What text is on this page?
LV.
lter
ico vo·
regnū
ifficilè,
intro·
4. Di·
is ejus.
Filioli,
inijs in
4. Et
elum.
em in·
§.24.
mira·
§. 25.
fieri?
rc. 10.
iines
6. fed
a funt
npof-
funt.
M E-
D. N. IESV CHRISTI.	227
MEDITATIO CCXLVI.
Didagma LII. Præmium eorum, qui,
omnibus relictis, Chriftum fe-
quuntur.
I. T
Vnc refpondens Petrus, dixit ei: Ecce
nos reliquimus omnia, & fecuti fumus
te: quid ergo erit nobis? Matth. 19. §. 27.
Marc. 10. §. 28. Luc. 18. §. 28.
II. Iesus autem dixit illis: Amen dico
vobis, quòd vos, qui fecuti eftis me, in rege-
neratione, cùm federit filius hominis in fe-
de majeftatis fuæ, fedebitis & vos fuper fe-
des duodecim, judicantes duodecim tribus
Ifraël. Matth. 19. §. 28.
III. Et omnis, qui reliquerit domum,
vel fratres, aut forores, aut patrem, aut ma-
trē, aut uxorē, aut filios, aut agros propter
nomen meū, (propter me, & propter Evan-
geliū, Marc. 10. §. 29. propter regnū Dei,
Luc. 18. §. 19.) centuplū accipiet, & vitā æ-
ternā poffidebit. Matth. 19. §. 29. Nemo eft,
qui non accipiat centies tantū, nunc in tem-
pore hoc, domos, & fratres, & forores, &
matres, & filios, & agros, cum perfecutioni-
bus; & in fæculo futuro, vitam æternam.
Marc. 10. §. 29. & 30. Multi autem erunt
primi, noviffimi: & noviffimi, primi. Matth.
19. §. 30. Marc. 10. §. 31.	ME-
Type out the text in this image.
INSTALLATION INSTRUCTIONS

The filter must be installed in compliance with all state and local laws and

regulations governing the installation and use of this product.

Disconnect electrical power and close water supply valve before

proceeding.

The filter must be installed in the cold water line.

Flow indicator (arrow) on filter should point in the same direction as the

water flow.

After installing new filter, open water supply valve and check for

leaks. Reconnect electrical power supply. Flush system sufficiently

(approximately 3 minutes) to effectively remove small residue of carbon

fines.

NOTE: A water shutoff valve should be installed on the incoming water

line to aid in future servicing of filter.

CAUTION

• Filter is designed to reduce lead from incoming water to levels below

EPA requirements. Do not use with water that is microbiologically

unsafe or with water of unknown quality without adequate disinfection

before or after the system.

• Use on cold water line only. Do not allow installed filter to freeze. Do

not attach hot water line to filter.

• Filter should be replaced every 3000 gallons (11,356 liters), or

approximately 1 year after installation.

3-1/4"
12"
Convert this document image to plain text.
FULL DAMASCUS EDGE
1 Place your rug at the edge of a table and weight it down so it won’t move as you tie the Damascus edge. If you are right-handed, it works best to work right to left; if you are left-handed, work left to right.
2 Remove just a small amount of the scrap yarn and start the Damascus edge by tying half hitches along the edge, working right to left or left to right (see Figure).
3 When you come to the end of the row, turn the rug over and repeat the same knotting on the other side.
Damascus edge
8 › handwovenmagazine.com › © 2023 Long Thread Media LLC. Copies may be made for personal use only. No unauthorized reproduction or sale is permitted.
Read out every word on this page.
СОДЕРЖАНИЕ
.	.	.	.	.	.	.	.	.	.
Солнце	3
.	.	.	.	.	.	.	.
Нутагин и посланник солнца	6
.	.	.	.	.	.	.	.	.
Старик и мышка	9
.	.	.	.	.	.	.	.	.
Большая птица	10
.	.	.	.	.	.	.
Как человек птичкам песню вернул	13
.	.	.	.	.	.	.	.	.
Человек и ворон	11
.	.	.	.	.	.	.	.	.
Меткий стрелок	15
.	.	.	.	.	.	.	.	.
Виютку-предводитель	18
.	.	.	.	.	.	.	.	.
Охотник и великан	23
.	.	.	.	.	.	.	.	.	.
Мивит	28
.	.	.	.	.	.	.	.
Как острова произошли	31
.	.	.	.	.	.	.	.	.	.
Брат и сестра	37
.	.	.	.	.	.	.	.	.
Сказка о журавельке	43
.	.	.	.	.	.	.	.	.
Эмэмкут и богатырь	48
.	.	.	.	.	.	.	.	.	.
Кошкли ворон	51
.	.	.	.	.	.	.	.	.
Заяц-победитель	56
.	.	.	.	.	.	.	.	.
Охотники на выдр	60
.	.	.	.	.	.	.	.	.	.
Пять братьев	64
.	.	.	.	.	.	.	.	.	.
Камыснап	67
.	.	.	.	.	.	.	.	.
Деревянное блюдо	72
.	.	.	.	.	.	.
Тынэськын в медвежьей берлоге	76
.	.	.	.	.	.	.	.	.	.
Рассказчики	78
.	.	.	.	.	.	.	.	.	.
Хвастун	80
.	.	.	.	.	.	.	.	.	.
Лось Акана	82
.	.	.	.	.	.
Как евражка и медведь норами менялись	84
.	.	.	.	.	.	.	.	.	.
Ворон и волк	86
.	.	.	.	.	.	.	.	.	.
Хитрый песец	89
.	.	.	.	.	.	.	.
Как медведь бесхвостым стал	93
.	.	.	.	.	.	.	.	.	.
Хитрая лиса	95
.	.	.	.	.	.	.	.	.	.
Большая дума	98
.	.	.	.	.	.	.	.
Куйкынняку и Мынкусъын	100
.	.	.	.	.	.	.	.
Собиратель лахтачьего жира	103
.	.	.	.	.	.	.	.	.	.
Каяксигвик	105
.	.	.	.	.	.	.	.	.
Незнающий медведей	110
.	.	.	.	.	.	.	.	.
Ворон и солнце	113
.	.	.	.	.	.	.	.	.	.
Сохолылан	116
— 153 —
#####
Can you quote exactly the lines from the one containing "Read out every word on this page." through the last line of the records above, and nothing else?

Read out every word on this page.
СОДЕРЖАНИЕ
.	.	.	.	.	.	.	.	.	.
Солнце	3
.	.	.	.	.	.	.	.
Нутагин и посланник солнца	6
.	.	.	.	.	.	.	.	.
Старик и мышка	9
.	.	.	.	.	.	.	.	.
Большая птица	10
.	.	.	.	.	.	.
Как человек птичкам песню вернул	13
.	.	.	.	.	.	.	.	.
Человек и ворон	11
.	.	.	.	.	.	.	.	.
Меткий стрелок	15
.	.	.	.	.	.	.	.	.
Виютку-предводитель	18
.	.	.	.	.	.	.	.	.
Охотник и великан	23
.	.	.	.	.	.	.	.	.	.
Мивит	28
.	.	.	.	.	.	.	.
Как острова произошли	31
.	.	.	.	.	.	.	.	.	.
Брат и сестра	37
.	.	.	.	.	.	.	.	.
Сказка о журавельке	43
.	.	.	.	.	.	.	.	.
Эмэмкут и богатырь	48
.	.	.	.	.	.	.	.	.	.
Кошкли ворон	51
.	.	.	.	.	.	.	.	.
Заяц-победитель	56
.	.	.	.	.	.	.	.	.
Охотники на выдр	60
.	.	.	.	.	.	.	.	.	.
Пять братьев	64
.	.	.	.	.	.	.	.	.	.
Камыснап	67
.	.	.	.	.	.	.	.	.
Деревянное блюдо	72
.	.	.	.	.	.	.
Тынэськын в медвежьей берлоге	76
.	.	.	.	.	.	.	.	.	.
Рассказчики	78
.	.	.	.	.	.	.	.	.	.
Хвастун	80
.	.	.	.	.	.	.	.	.	.
Лось Акана	82
.	.	.	.	.	.
Как евражка и медведь норами менялись	84
.	.	.	.	.	.	.	.	.	.
Ворон и волк	86
.	.	.	.	.	.	.	.	.	.
Хитрый песец	89
.	.	.	.	.	.	.	.
Как медведь бесхвостым стал	93
.	.	.	.	.	.	.	.	.	.
Хитрая лиса	95
.	.	.	.	.	.	.	.	.	.
Большая дума	98
.	.	.	.	.	.	.	.
Куйкынняку и Мынкусъын	100
.	.	.	.	.	.	.	.
Собиратель лахтачьего жира	103
.	.	.	.	.	.	.	.	.	.
Каяксигвик	105
.	.	.	.	.	.	.	.	.
Незнающий медведей	110
.	.	.	.	.	.	.	.	.
Ворон и солнце	113
.	.	.	.	.	.	.	.	.	.
Сохолылан	116
— 153 —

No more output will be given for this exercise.